▶ **What the task asks**: Return all of the entries exactly as written.

▶ **Information given**:
------------------------------------

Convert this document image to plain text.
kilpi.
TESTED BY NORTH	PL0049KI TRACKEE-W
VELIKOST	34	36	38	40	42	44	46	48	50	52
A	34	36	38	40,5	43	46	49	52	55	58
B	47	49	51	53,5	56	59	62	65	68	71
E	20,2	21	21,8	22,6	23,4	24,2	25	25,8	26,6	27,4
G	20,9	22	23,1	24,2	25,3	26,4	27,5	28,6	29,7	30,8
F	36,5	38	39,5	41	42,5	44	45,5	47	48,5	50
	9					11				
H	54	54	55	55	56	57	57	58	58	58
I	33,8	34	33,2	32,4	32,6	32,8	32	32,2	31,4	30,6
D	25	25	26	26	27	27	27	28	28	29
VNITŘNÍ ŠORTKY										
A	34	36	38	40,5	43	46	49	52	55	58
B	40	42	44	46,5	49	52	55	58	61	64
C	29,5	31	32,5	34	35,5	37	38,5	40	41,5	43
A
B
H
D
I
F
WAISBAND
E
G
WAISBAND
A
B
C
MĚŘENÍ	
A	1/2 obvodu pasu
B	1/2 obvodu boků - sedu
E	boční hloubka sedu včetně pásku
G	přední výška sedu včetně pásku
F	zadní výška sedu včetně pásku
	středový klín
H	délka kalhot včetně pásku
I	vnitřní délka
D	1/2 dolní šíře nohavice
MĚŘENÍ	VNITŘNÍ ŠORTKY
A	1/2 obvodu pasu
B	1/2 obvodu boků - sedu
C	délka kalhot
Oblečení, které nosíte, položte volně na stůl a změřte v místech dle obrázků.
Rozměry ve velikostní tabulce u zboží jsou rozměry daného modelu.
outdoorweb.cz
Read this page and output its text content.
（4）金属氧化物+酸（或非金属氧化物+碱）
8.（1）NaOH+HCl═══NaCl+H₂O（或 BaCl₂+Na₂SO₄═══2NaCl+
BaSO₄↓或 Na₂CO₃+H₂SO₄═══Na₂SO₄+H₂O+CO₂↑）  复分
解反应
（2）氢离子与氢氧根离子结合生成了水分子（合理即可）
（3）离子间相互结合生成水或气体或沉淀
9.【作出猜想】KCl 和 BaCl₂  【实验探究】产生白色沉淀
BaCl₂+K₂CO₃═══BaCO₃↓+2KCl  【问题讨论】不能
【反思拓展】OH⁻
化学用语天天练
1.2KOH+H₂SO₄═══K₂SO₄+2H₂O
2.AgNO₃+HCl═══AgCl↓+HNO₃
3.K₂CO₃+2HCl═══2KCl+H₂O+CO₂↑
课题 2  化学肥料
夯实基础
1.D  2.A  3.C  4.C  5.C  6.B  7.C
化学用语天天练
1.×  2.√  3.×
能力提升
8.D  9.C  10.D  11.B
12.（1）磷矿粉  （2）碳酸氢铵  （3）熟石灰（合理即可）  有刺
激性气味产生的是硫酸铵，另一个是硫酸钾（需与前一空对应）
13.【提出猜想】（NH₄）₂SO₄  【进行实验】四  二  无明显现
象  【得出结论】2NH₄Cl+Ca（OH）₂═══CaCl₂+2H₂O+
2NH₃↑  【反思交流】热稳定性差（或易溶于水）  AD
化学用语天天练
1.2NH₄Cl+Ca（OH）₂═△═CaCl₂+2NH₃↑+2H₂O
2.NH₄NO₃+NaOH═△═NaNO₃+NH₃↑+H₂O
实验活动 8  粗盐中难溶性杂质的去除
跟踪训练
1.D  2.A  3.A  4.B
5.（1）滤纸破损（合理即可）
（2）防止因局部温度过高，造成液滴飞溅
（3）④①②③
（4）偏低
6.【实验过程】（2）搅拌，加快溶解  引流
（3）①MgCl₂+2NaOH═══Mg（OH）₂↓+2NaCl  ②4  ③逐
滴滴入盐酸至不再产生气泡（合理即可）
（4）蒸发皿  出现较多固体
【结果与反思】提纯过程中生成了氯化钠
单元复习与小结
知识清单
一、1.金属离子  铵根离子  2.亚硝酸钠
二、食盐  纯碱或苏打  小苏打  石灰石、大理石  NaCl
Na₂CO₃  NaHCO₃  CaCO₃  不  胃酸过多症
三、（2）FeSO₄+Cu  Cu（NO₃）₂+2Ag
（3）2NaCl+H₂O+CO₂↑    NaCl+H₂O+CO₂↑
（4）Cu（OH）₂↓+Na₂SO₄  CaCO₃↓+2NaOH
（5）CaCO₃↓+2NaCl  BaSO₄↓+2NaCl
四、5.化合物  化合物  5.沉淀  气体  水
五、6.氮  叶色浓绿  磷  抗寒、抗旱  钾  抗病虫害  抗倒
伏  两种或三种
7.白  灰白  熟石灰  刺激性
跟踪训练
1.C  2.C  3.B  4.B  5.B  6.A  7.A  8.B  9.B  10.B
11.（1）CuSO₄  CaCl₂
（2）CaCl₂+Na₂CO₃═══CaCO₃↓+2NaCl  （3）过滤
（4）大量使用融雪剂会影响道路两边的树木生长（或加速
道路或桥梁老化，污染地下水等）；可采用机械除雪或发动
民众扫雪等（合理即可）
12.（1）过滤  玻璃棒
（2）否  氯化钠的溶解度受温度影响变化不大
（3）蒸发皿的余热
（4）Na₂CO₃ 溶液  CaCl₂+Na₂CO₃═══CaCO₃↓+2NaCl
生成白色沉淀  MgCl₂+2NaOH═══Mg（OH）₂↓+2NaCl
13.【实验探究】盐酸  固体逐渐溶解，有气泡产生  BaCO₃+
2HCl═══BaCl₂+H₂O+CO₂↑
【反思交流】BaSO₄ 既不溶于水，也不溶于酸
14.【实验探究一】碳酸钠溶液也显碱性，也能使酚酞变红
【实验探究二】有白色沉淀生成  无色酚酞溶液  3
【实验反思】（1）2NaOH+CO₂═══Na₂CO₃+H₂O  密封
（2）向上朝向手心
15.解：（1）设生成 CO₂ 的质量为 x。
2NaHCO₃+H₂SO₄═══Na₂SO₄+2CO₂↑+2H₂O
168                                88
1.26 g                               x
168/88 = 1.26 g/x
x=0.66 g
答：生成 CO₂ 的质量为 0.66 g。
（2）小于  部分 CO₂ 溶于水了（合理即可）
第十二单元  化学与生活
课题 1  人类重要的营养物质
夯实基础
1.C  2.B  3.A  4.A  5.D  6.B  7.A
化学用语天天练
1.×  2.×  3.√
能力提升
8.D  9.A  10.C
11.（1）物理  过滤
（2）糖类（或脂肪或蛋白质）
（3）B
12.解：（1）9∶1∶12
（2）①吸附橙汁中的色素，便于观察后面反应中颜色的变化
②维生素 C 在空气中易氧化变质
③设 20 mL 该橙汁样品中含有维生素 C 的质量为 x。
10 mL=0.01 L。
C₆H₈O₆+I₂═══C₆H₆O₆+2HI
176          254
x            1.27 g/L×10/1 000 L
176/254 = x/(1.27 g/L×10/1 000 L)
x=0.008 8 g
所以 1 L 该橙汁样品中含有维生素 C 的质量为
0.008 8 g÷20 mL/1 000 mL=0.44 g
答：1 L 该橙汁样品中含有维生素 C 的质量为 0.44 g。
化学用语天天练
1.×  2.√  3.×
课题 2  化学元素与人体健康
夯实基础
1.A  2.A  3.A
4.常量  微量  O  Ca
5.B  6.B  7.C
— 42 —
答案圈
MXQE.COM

------------------------------------

▶ **Exercise output**:
Convert this document image to plain text.
kilpi.
TESTED BY NORTH	PL0049KI TRACKEE-W
VELIKOST	34	36	38	40	42	44	46	48	50	52
A	34	36	38	40,5	43	46	49	52	55	58
B	47	49	51	53,5	56	59	62	65	68	71
E	20,2	21	21,8	22,6	23,4	24,2	25	25,8	26,6	27,4
G	20,9	22	23,1	24,2	25,3	26,4	27,5	28,6	29,7	30,8
F	36,5	38	39,5	41	42,5	44	45,5	47	48,5	50
	9					11				
H	54	54	55	55	56	57	57	58	58	58
I	33,8	34	33,2	32,4	32,6	32,8	32	32,2	31,4	30,6
D	25	25	26	26	27	27	27	28	28	29
VNITŘNÍ ŠORTKY										
A	34	36	38	40,5	43	46	49	52	55	58
B	40	42	44	46,5	49	52	55	58	61	64
C	29,5	31	32,5	34	35,5	37	38,5	40	41,5	43
A
B
H
D
I
F
WAISBAND
E
G
WAISBAND
A
B
C
MĚŘENÍ	
A	1/2 obvodu pasu
B	1/2 obvodu boků - sedu
E	boční hloubka sedu včetně pásku
G	přední výška sedu včetně pásku
F	zadní výška sedu včetně pásku
	středový klín
H	délka kalhot včetně pásku
I	vnitřní délka
D	1/2 dolní šíře nohavice
MĚŘENÍ	VNITŘNÍ ŠORTKY
A	1/2 obvodu pasu
B	1/2 obvodu boků - sedu
C	délka kalhot
Oblečení, které nosíte, položte volně na stůl a změřte v místech dle obrázků.
Rozměry ve velikostní tabulce u zboží jsou rozměry daného modelu.
outdoorweb.cz
Read this page and output its text content.
（4）金属氧化物+酸（或非金属氧化物+碱）
8.（1）NaOH+HCl═══NaCl+H₂O（或 BaCl₂+Na₂SO₄═══2NaCl+
BaSO₄↓或 Na₂CO₃+H₂SO₄═══Na₂SO₄+H₂O+CO₂↑）  复分
解反应
（2）氢离子与氢氧根离子结合生成了水分子（合理即可）
（3）离子间相互结合生成水或气体或沉淀
9.【作出猜想】KCl 和 BaCl₂  【实验探究】产生白色沉淀
BaCl₂+K₂CO₃═══BaCO₃↓+2KCl  【问题讨论】不能
【反思拓展】OH⁻
化学用语天天练
1.2KOH+H₂SO₄═══K₂SO₄+2H₂O
2.AgNO₃+HCl═══AgCl↓+HNO₃
3.K₂CO₃+2HCl═══2KCl+H₂O+CO₂↑
课题 2  化学肥料
夯实基础
1.D  2.A  3.C  4.C  5.C  6.B  7.C
化学用语天天练
1.×  2.√  3.×
能力提升
8.D  9.C  10.D  11.B
12.（1）磷矿粉  （2）碳酸氢铵  （3）熟石灰（合理即可）  有刺
激性气味产生的是硫酸铵，另一个是硫酸钾（需与前一空对应）
13.【提出猜想】（NH₄）₂SO₄  【进行实验】四  二  无明显现
象  【得出结论】2NH₄Cl+Ca（OH）₂═══CaCl₂+2H₂O+
2NH₃↑  【反思交流】热稳定性差（或易溶于水）  AD
化学用语天天练
1.2NH₄Cl+Ca（OH）₂═△═CaCl₂+2NH₃↑+2H₂O
2.NH₄NO₃+NaOH═△═NaNO₃+NH₃↑+H₂O
实验活动 8  粗盐中难溶性杂质的去除
跟踪训练
1.D  2.A  3.A  4.B
5.（1）滤纸破损（合理即可）
（2）防止因局部温度过高，造成液滴飞溅
（3）④①②③
（4）偏低
6.【实验过程】（2）搅拌，加快溶解  引流
（3）①MgCl₂+2NaOH═══Mg（OH）₂↓+2NaCl  ②4  ③逐
滴滴入盐酸至不再产生气泡（合理即可）
（4）蒸发皿  出现较多固体
【结果与反思】提纯过程中生成了氯化钠
单元复习与小结
知识清单
一、1.金属离子  铵根离子  2.亚硝酸钠
二、食盐  纯碱或苏打  小苏打  石灰石、大理石  NaCl
Na₂CO₃  NaHCO₃  CaCO₃  不  胃酸过多症
三、（2）FeSO₄+Cu  Cu（NO₃）₂+2Ag
（3）2NaCl+H₂O+CO₂↑    NaCl+H₂O+CO₂↑
（4）Cu（OH）₂↓+Na₂SO₄  CaCO₃↓+2NaOH
（5）CaCO₃↓+2NaCl  BaSO₄↓+2NaCl
四、5.化合物  化合物  5.沉淀  气体  水
五、6.氮  叶色浓绿  磷  抗寒、抗旱  钾  抗病虫害  抗倒
伏  两种或三种
7.白  灰白  熟石灰  刺激性
跟踪训练
1.C  2.C  3.B  4.B  5.B  6.A  7.A  8.B  9.B  10.B
11.（1）CuSO₄  CaCl₂
（2）CaCl₂+Na₂CO₃═══CaCO₃↓+2NaCl  （3）过滤
（4）大量使用融雪剂会影响道路两边的树木生长（或加速
道路或桥梁老化，污染地下水等）；可采用机械除雪或发动
民众扫雪等（合理即可）
12.（1）过滤  玻璃棒
（2）否  氯化钠的溶解度受温度影响变化不大
（3）蒸发皿的余热
（4）Na₂CO₃ 溶液  CaCl₂+Na₂CO₃═══CaCO₃↓+2NaCl
生成白色沉淀  MgCl₂+2NaOH═══Mg（OH）₂↓+2NaCl
13.【实验探究】盐酸  固体逐渐溶解，有气泡产生  BaCO₃+
2HCl═══BaCl₂+H₂O+CO₂↑
【反思交流】BaSO₄ 既不溶于水，也不溶于酸
14.【实验探究一】碳酸钠溶液也显碱性，也能使酚酞变红
【实验探究二】有白色沉淀生成  无色酚酞溶液  3
【实验反思】（1）2NaOH+CO₂═══Na₂CO₃+H₂O  密封
（2）向上朝向手心
15.解：（1）设生成 CO₂ 的质量为 x。
2NaHCO₃+H₂SO₄═══Na₂SO₄+2CO₂↑+2H₂O
168                                88
1.26 g                               x
168/88 = 1.26 g/x
x=0.66 g
答：生成 CO₂ 的质量为 0.66 g。
（2）小于  部分 CO₂ 溶于水了（合理即可）
第十二单元  化学与生活
课题 1  人类重要的营养物质
夯实基础
1.C  2.B  3.A  4.A  5.D  6.B  7.A
化学用语天天练
1.×  2.×  3.√
能力提升
8.D  9.A  10.C
11.（1）物理  过滤
（2）糖类（或脂肪或蛋白质）
（3）B
12.解：（1）9∶1∶12
（2）①吸附橙汁中的色素，便于观察后面反应中颜色的变化
②维生素 C 在空气中易氧化变质
③设 20 mL 该橙汁样品中含有维生素 C 的质量为 x。
10 mL=0.01 L。
C₆H₈O₆+I₂═══C₆H₆O₆+2HI
176          254
x            1.27 g/L×10/1 000 L
176/254 = x/(1.27 g/L×10/1 000 L)
x=0.008 8 g
所以 1 L 该橙汁样品中含有维生素 C 的质量为
0.008 8 g÷20 mL/1 000 mL=0.44 g
答：1 L 该橙汁样品中含有维生素 C 的质量为 0.44 g。
化学用语天天练
1.×  2.√  3.×
课题 2  化学元素与人体健康
夯实基础
1.A  2.A  3.A
4.常量  微量  O  Ca
5.B  6.B  7.C
— 42 —
答案圈
MXQE.COM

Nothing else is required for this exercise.